Copy the records that follow exactly as written, but not their pictures.

### Extracted data entries
⟨
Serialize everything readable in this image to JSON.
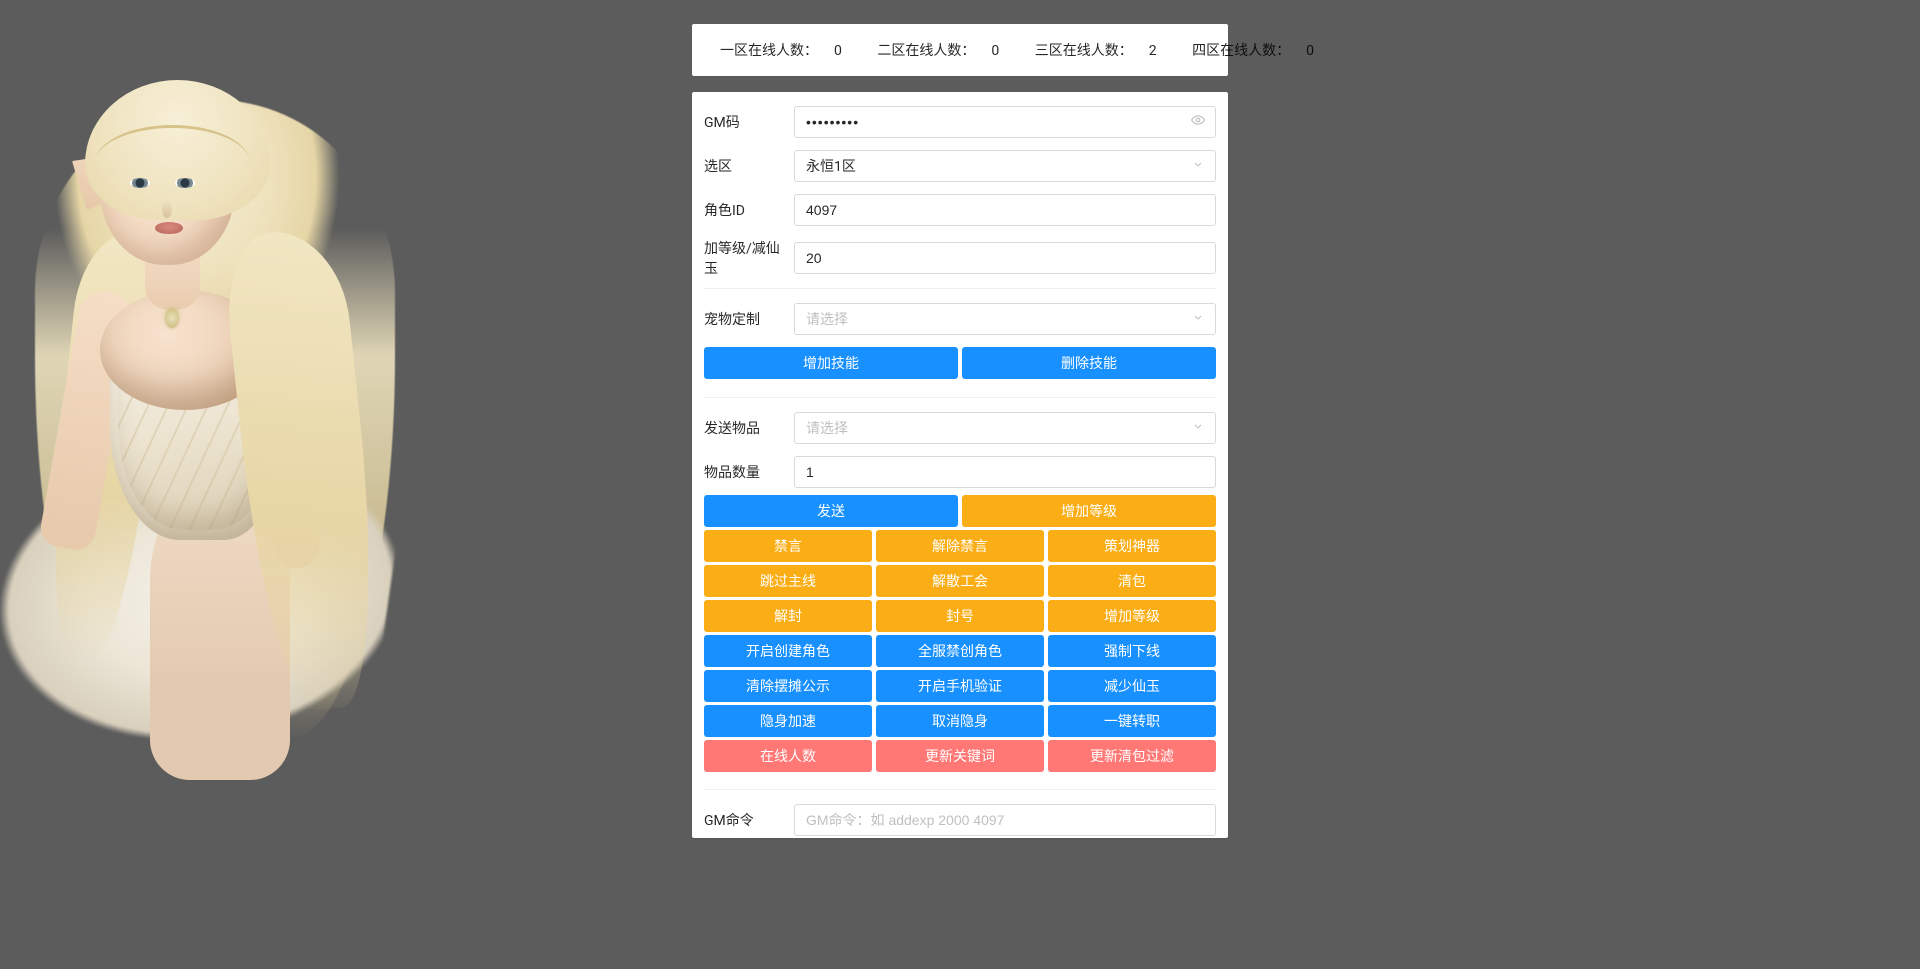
{
  "status": {
    "zone1_label": "一区在线人数：",
    "zone1_value": "0",
    "zone2_label": "二区在线人数：",
    "zone2_value": "0",
    "zone3_label": "三区在线人数：",
    "zone3_value": "2",
    "zone4_label": "四区在线人数：",
    "zone4_value": "0"
  },
  "form": {
    "gm_code_label": "GM码",
    "gm_code_value": "•••••••••",
    "zone_label": "选区",
    "zone_value": "永恒1区",
    "role_id_label": "角色ID",
    "role_id_value": "4097",
    "level_label": "加等级/减仙玉",
    "level_value": "20"
  },
  "pet": {
    "label": "宠物定制",
    "placeholder": "请选择",
    "add_skill": "增加技能",
    "del_skill": "删除技能"
  },
  "send": {
    "item_label": "发送物品",
    "item_placeholder": "请选择",
    "qty_label": "物品数量",
    "qty_value": "1"
  },
  "actions": {
    "row1": {
      "a": "发送",
      "b": "增加等级"
    },
    "row2": {
      "a": "禁言",
      "b": "解除禁言",
      "c": "策划神器"
    },
    "row3": {
      "a": "跳过主线",
      "b": "解散工会",
      "c": "清包"
    },
    "row4": {
      "a": "解封",
      "b": "封号",
      "c": "增加等级"
    },
    "row5": {
      "a": "开启创建角色",
      "b": "全服禁创角色",
      "c": "强制下线"
    },
    "row6": {
      "a": "清除摆摊公示",
      "b": "开启手机验证",
      "c": "减少仙玉"
    },
    "row7": {
      "a": "隐身加速",
      "b": "取消隐身",
      "c": "一键转职"
    },
    "row8": {
      "a": "在线人数",
      "b": "更新关键词",
      "c": "更新清包过滤"
    }
  },
  "gm_cmd": {
    "label": "GM命令",
    "placeholder": "GM命令：如 addexp 2000 4097"
  }
}
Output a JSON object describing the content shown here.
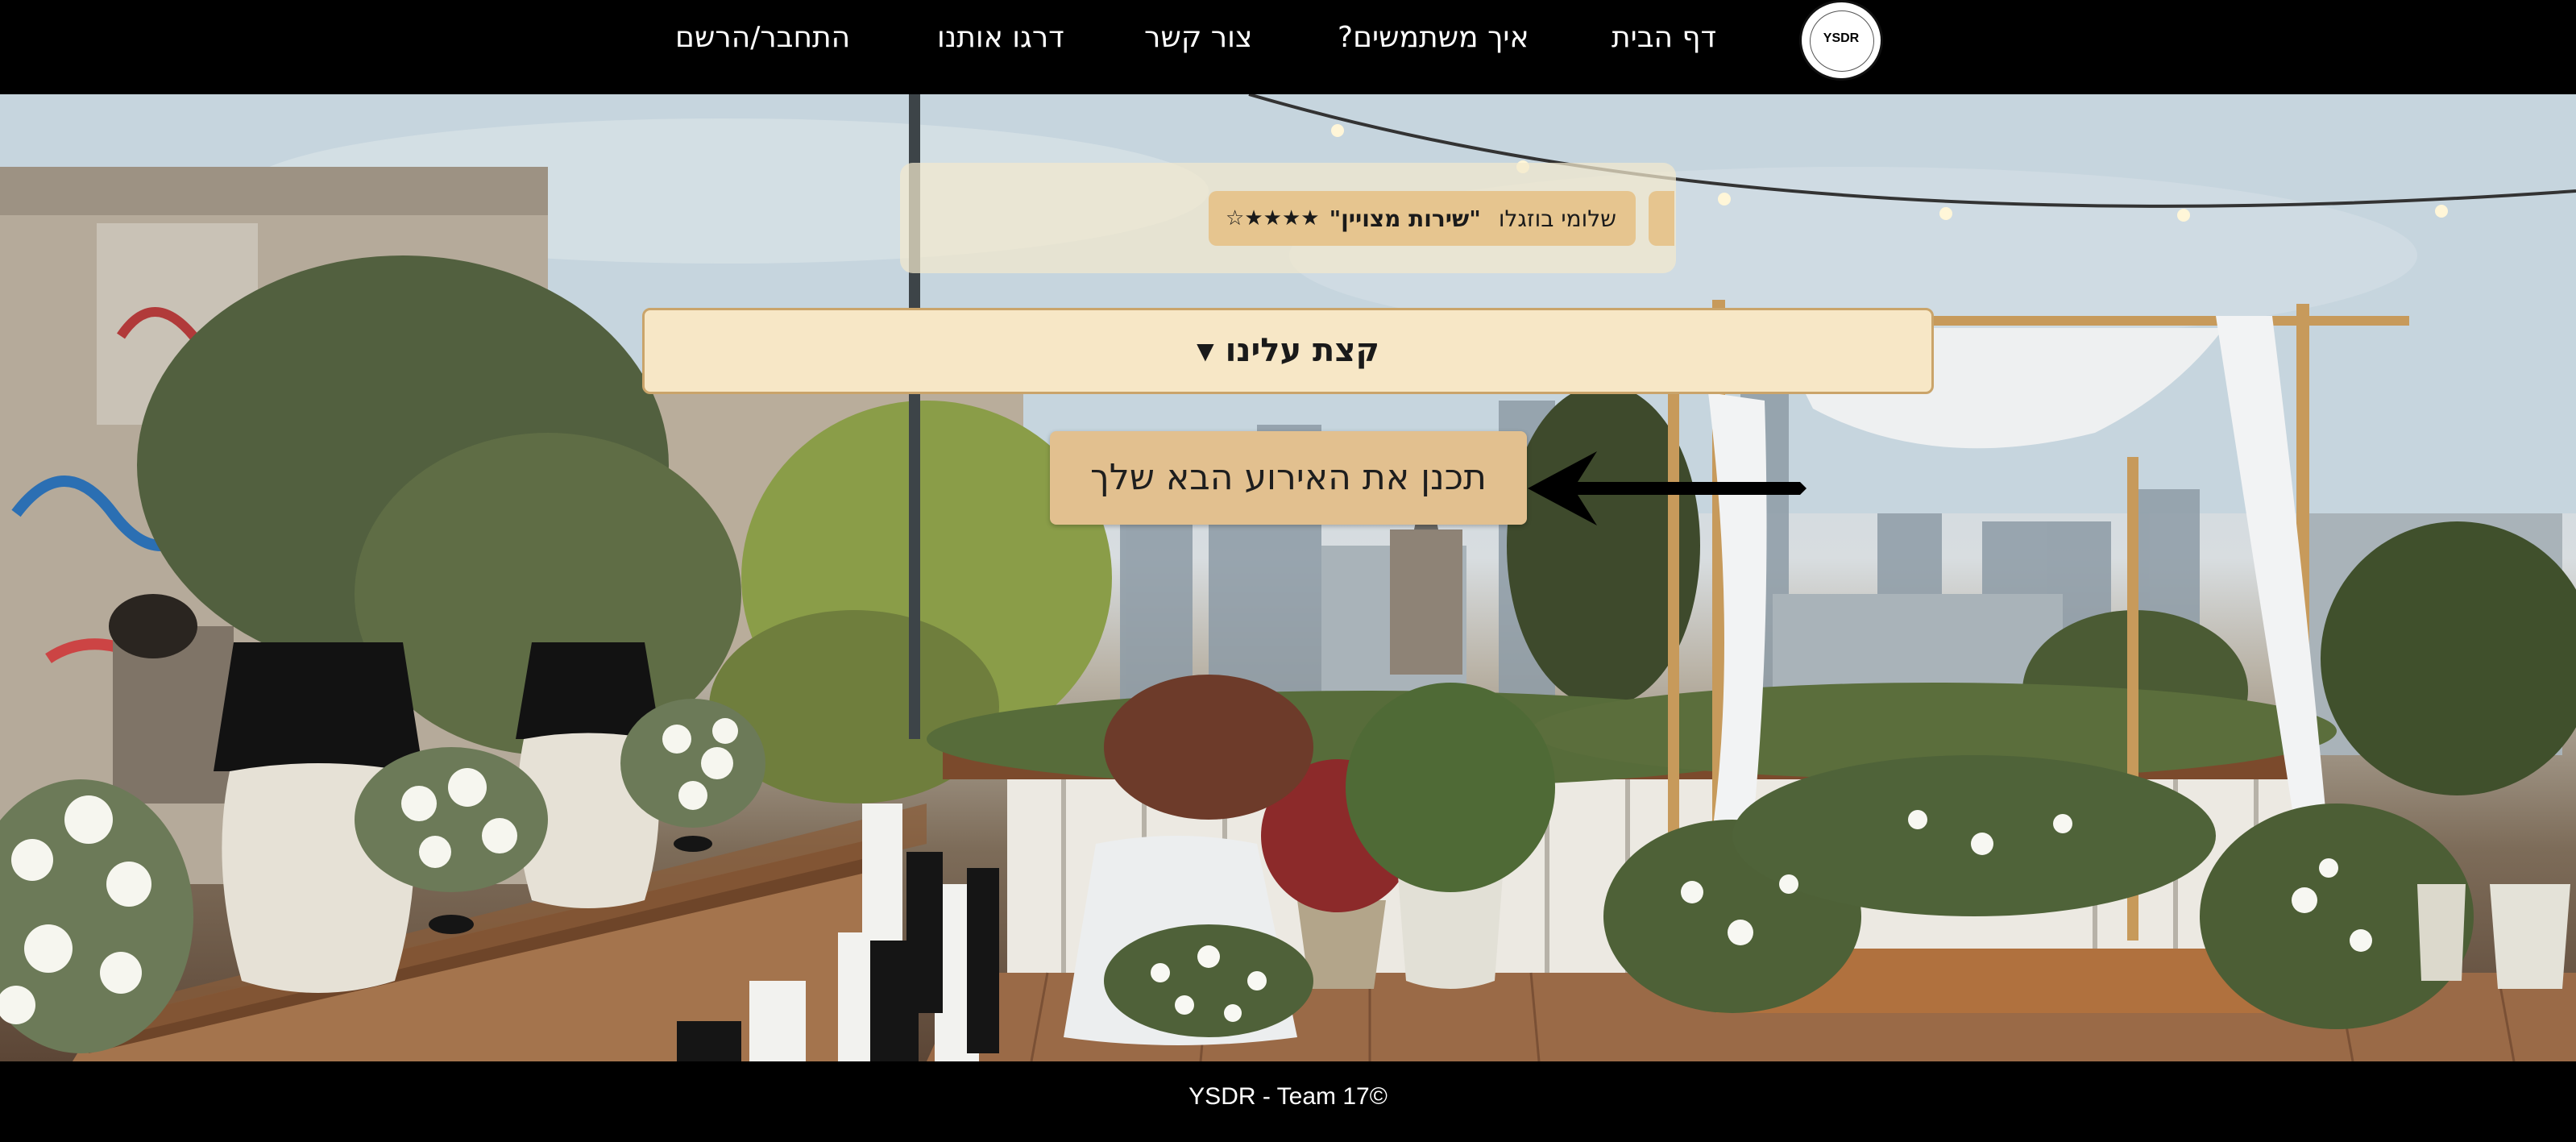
{
  "nav": {
    "home": "דף הבית",
    "how_to_use": "איך משתמשים?",
    "contact": "צור קשר",
    "rate_us": "דרגו אותנו",
    "login_register": "התחבר/הרשם",
    "logo_text": "YSDR"
  },
  "reviews": {
    "items": [
      {
        "name": "שלומי בוזגלו",
        "text": "\"שירות מצויין\"",
        "stars": "★★★★☆"
      }
    ]
  },
  "about": {
    "label": "קצת עלינו",
    "caret": "▼"
  },
  "cta": {
    "label": "תכנן את האירוע הבא שלך"
  },
  "footer": {
    "text": "YSDR - Team 17©"
  },
  "colors": {
    "nav_bg": "#000000",
    "accent_beige": "#e2c08f",
    "about_bg": "#f7e7c6",
    "about_border": "#caa46a",
    "text_light": "#ffffff"
  },
  "icons": {
    "logo": "ysdr-circular-logo",
    "arrow": "left-pointing-arrow-icon",
    "caret": "caret-down-icon"
  }
}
⟩
### Completed exercise
Serialize everything readable in this image to JSON.
{
  "status": {
    "zone1_label": "一区在线人数：",
    "zone1_value": "0",
    "zone2_label": "二区在线人数：",
    "zone2_value": "0",
    "zone3_label": "三区在线人数：",
    "zone3_value": "2",
    "zone4_label": "四区在线人数：",
    "zone4_value": "0"
  },
  "form": {
    "gm_code_label": "GM码",
    "gm_code_value": "•••••••••",
    "zone_label": "选区",
    "zone_value": "永恒1区",
    "role_id_label": "角色ID",
    "role_id_value": "4097",
    "level_label": "加等级/减仙玉",
    "level_value": "20"
  },
  "pet": {
    "label": "宠物定制",
    "placeholder": "请选择",
    "add_skill": "增加技能",
    "del_skill": "删除技能"
  },
  "send": {
    "item_label": "发送物品",
    "item_placeholder": "请选择",
    "qty_label": "物品数量",
    "qty_value": "1"
  },
  "actions": {
    "row1": {
      "a": "发送",
      "b": "增加等级"
    },
    "row2": {
      "a": "禁言",
      "b": "解除禁言",
      "c": "策划神器"
    },
    "row3": {
      "a": "跳过主线",
      "b": "解散工会",
      "c": "清包"
    },
    "row4": {
      "a": "解封",
      "b": "封号",
      "c": "增加等级"
    },
    "row5": {
      "a": "开启创建角色",
      "b": "全服禁创角色",
      "c": "强制下线"
    },
    "row6": {
      "a": "清除摆摊公示",
      "b": "开启手机验证",
      "c": "减少仙玉"
    },
    "row7": {
      "a": "隐身加速",
      "b": "取消隐身",
      "c": "一键转职"
    },
    "row8": {
      "a": "在线人数",
      "b": "更新关键词",
      "c": "更新清包过滤"
    }
  },
  "gm_cmd": {
    "label": "GM命令",
    "placeholder": "GM命令：如 addexp 2000 4097"
  }
}
Output a JSON object describing the content shown here.
{
  "nav": {
    "home": "דף הבית",
    "how_to_use": "איך משתמשים?",
    "contact": "צור קשר",
    "rate_us": "דרגו אותנו",
    "login_register": "התחבר/הרשם",
    "logo_text": "YSDR"
  },
  "reviews": {
    "items": [
      {
        "name": "שלומי בוזגלו",
        "text": "\"שירות מצויין\"",
        "stars": "★★★★☆"
      }
    ]
  },
  "about": {
    "label": "קצת עלינו",
    "caret": "▼"
  },
  "cta": {
    "label": "תכנן את האירוע הבא שלך"
  },
  "footer": {
    "text": "YSDR - Team 17©"
  },
  "colors": {
    "nav_bg": "#000000",
    "accent_beige": "#e2c08f",
    "about_bg": "#f7e7c6",
    "about_border": "#caa46a",
    "text_light": "#ffffff"
  },
  "icons": {
    "logo": "ysdr-circular-logo",
    "arrow": "left-pointing-arrow-icon",
    "caret": "caret-down-icon"
  }
}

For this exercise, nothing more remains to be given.